Exercise:
Your answer is a single number: the count of lines that contain the string "Tools".

Some records:
** BEGIN **

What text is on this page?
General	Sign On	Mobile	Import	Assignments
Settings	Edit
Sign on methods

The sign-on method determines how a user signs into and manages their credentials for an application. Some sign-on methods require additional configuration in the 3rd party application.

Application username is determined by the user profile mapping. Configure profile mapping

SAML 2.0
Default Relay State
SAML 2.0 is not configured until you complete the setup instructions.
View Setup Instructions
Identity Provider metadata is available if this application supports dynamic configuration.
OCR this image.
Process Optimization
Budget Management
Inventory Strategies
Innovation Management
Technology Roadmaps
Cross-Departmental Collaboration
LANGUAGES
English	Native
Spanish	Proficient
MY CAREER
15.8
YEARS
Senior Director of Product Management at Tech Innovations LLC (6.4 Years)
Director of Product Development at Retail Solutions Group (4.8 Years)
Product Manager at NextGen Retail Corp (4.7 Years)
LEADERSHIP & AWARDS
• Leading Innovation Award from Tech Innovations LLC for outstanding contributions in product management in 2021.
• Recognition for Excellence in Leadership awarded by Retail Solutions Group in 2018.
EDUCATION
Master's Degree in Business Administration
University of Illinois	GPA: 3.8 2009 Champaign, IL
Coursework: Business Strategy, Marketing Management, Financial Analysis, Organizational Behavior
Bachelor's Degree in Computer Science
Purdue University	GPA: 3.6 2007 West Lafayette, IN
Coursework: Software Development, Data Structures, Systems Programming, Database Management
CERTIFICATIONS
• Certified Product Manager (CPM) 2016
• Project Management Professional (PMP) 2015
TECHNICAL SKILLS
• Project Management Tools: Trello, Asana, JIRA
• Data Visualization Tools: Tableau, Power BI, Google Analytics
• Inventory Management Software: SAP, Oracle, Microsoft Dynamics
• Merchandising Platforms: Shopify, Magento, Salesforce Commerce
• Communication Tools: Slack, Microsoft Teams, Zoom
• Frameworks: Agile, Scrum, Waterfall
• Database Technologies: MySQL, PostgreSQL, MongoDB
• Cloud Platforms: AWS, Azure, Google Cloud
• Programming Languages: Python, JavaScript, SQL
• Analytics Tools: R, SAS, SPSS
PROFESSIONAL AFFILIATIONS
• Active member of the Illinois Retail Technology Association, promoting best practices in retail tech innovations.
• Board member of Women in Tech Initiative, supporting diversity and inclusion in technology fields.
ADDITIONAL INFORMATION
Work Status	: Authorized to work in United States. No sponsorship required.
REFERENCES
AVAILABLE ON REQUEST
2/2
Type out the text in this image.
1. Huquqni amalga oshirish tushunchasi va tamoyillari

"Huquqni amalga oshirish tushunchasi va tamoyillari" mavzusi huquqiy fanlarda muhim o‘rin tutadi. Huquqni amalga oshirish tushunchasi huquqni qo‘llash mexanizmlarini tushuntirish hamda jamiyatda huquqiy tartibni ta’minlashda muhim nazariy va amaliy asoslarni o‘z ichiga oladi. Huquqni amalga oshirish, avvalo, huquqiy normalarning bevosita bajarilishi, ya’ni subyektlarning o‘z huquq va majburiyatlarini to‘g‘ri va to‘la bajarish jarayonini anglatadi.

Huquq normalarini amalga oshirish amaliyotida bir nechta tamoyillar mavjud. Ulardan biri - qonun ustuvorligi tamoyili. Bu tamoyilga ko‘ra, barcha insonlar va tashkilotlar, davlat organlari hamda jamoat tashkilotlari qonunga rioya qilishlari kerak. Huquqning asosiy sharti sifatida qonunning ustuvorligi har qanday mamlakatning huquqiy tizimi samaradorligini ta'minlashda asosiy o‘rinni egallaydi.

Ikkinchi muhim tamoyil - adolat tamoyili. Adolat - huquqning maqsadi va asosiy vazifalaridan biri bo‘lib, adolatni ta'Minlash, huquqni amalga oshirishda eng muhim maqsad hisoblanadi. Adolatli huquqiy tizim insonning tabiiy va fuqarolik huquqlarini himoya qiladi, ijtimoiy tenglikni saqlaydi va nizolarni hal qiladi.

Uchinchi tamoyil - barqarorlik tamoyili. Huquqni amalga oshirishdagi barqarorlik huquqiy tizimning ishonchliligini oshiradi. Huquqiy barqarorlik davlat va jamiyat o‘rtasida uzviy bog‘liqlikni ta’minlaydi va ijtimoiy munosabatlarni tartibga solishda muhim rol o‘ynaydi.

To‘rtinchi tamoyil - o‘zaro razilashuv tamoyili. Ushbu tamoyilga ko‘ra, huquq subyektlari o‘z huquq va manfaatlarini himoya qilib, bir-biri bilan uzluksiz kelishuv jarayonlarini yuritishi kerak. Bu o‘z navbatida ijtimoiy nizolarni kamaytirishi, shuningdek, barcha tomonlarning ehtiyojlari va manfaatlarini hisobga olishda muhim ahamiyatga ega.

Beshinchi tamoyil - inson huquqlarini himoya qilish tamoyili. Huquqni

** END **

Response to this exercise:
4